[Begin Listing]

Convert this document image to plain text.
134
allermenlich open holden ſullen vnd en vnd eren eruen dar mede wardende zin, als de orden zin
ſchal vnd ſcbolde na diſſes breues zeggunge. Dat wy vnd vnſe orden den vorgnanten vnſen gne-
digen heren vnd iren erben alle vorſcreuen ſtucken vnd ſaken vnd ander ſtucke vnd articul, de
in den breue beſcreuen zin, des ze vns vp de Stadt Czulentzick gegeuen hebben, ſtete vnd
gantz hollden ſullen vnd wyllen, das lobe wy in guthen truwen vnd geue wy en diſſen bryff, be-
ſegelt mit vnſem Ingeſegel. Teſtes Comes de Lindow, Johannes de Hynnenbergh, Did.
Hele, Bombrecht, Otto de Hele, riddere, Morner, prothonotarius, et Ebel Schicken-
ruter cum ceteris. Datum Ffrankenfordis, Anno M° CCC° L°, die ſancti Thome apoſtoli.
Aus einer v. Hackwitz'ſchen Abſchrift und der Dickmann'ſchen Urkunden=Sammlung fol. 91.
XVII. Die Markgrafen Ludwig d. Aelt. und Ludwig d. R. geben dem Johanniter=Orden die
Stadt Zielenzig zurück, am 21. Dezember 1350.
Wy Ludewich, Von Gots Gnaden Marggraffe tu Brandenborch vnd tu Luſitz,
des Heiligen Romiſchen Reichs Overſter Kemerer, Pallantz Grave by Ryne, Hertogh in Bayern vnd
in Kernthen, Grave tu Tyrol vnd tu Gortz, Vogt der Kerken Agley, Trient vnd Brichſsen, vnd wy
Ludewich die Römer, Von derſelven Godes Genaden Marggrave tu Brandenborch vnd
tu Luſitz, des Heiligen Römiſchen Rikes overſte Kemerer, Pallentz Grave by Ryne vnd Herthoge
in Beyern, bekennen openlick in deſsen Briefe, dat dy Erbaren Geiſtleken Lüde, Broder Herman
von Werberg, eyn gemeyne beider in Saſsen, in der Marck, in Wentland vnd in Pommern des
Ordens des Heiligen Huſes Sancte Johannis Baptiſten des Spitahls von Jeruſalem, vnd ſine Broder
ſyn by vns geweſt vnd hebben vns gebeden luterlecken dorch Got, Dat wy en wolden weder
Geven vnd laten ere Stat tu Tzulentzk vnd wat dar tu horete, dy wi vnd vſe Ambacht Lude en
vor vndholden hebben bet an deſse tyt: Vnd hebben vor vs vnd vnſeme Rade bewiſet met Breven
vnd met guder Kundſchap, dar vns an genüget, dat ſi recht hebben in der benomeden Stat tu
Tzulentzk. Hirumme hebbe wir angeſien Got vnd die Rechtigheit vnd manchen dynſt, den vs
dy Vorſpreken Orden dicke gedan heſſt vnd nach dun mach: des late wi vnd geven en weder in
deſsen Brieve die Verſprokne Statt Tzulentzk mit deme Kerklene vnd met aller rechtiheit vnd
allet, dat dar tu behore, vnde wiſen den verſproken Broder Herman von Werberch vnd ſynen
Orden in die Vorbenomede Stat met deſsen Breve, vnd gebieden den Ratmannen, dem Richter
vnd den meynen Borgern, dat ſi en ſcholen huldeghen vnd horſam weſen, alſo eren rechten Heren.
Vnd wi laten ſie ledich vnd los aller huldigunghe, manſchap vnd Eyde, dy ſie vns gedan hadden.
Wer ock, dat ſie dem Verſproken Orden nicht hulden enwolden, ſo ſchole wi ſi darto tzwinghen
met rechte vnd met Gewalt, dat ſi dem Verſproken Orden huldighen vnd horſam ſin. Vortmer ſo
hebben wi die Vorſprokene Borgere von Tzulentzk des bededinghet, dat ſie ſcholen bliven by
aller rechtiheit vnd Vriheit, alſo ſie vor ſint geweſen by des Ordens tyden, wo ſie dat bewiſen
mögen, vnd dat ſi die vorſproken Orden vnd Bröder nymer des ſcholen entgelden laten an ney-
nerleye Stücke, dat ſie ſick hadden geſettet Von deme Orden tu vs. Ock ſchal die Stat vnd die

[End Listing]

## Requirements
State how many lines of the listing include the word "gedan". Reply with the number alone.

## Right answer
2